START EXTRACTED ENTRIES

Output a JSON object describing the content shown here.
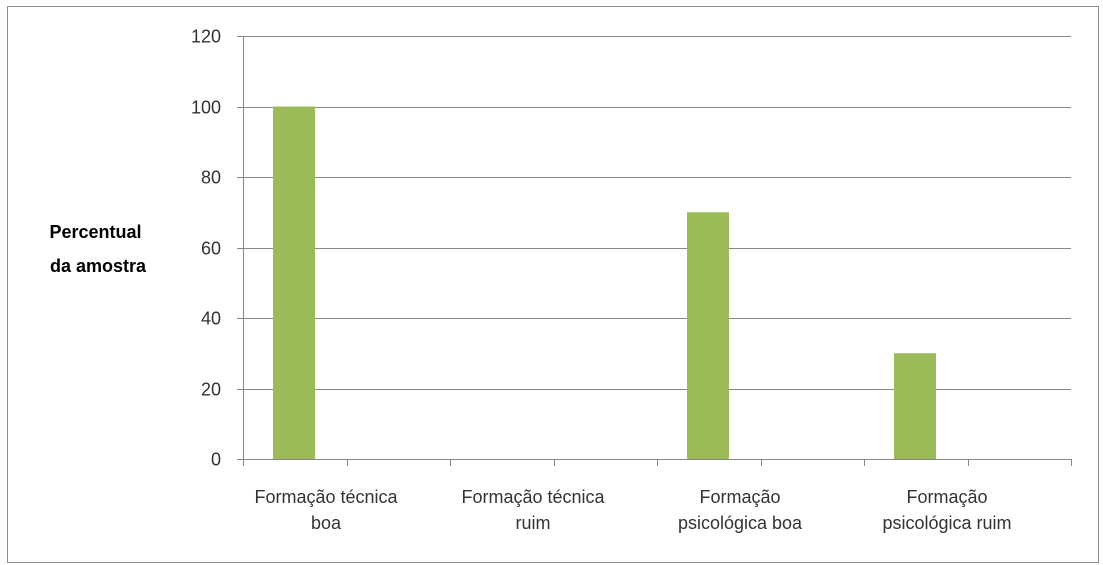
{
  "chart_data": {
    "type": "bar",
    "categories": [
      [
        "Formação técnica",
        "boa"
      ],
      [
        "Formação técnica",
        "ruim"
      ],
      [
        "Formação",
        "psicológica boa"
      ],
      [
        "Formação",
        "psicológica ruim"
      ]
    ],
    "values": [
      100,
      0,
      70,
      30
    ],
    "title": "",
    "xlabel": "",
    "ylabel": [
      "Percentual",
      "da amostra"
    ],
    "ylim": [
      0,
      120
    ],
    "yticks": [
      0,
      20,
      40,
      60,
      80,
      100,
      120
    ],
    "grid": true,
    "legend": "none",
    "bar_color": "#9BBB59",
    "grid_color": "#878787"
  }
}
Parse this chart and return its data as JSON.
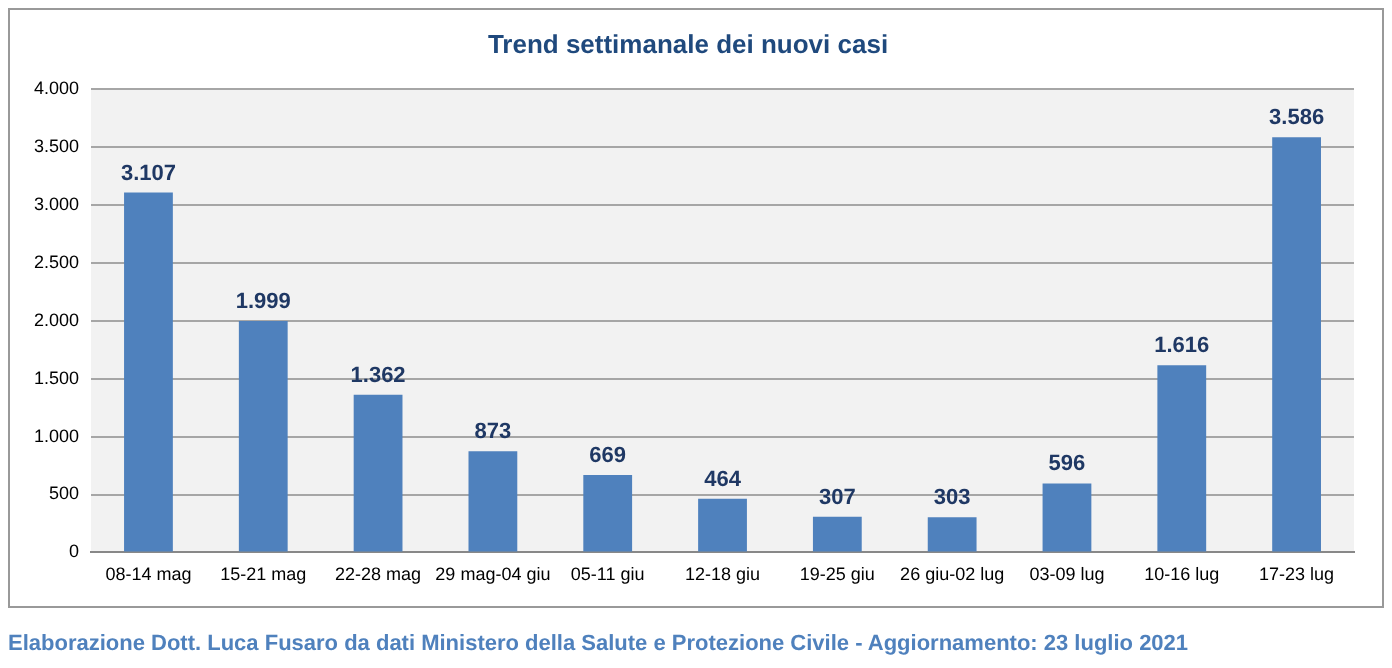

END EXTRACTED ENTRIES

- EXERCISE DIRECTIONS:
Can you restate all the records above word for word while dropping the pictures?

- THE SOLUTION:
Output a JSON object describing the content shown here.
{
  "chart_data": {
    "type": "bar",
    "categories": [
      [
        "Formação técnica",
        "boa"
      ],
      [
        "Formação técnica",
        "ruim"
      ],
      [
        "Formação",
        "psicológica boa"
      ],
      [
        "Formação",
        "psicológica ruim"
      ]
    ],
    "values": [
      100,
      0,
      70,
      30
    ],
    "title": "",
    "xlabel": "",
    "ylabel": [
      "Percentual",
      "da amostra"
    ],
    "ylim": [
      0,
      120
    ],
    "yticks": [
      0,
      20,
      40,
      60,
      80,
      100,
      120
    ],
    "grid": true,
    "legend": "none",
    "bar_color": "#9BBB59",
    "grid_color": "#878787"
  }
}
Parse this chart and return its data as JSON.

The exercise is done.